━━━━━ INPUT ROWS

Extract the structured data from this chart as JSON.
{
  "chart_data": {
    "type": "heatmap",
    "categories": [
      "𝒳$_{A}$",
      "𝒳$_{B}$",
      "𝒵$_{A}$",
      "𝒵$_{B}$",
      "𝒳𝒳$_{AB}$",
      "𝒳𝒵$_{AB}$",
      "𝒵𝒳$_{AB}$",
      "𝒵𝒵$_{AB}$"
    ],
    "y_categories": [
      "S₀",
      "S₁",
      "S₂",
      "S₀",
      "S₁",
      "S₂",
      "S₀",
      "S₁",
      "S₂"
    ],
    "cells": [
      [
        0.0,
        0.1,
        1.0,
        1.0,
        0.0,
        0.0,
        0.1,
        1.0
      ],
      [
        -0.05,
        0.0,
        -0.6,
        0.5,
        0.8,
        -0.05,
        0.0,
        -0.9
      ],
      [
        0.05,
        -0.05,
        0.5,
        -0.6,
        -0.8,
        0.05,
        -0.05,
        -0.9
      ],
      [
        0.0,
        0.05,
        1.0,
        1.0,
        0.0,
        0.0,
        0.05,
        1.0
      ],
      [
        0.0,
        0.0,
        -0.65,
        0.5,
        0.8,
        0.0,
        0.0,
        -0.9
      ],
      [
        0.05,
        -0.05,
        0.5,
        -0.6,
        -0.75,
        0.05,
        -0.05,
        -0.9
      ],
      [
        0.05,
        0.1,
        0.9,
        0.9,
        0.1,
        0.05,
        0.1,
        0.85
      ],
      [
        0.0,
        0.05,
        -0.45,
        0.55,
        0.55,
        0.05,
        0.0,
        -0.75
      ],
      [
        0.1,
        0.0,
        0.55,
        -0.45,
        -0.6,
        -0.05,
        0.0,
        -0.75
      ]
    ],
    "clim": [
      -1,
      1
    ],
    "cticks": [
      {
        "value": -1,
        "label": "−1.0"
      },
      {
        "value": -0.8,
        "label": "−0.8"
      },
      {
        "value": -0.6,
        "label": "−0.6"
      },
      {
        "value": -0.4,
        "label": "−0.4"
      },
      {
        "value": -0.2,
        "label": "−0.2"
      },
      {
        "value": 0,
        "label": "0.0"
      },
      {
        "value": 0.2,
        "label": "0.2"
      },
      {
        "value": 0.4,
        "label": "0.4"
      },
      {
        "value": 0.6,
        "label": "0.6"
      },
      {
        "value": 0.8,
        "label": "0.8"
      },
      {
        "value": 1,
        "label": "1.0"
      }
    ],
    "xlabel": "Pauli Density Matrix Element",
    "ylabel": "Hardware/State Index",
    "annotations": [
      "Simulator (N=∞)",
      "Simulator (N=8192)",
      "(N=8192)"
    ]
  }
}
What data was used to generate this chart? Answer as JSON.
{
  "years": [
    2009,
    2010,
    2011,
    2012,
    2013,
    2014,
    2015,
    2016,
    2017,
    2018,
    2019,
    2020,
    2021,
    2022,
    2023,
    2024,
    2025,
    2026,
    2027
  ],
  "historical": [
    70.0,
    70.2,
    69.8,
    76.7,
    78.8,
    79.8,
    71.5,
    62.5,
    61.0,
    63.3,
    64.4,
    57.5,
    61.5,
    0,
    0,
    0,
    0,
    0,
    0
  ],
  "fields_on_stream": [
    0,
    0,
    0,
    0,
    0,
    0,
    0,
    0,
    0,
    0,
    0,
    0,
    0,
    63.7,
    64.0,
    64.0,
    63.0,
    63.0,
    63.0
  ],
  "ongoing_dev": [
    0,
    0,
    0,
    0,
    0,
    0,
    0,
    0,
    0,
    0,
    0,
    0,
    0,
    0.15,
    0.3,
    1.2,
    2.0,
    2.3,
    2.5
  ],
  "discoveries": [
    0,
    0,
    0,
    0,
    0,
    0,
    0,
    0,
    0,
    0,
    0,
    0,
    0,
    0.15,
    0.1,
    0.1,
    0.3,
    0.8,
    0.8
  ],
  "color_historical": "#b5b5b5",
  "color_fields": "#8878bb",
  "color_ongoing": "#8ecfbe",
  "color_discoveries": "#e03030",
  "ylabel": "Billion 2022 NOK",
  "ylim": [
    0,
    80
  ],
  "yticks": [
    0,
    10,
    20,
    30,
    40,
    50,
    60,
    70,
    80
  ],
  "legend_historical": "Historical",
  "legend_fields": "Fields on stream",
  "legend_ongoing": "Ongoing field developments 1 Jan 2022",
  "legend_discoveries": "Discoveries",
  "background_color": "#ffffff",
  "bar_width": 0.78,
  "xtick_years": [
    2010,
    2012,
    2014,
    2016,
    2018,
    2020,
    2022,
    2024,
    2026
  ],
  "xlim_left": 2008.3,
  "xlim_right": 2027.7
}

━━━━━━━━━━

▸ **WHAT IS ASKED**:
Among the lines of the data above, determine how many contain the word "ylabel". Report the number alone.

▸ **TASK ANSWER**:
2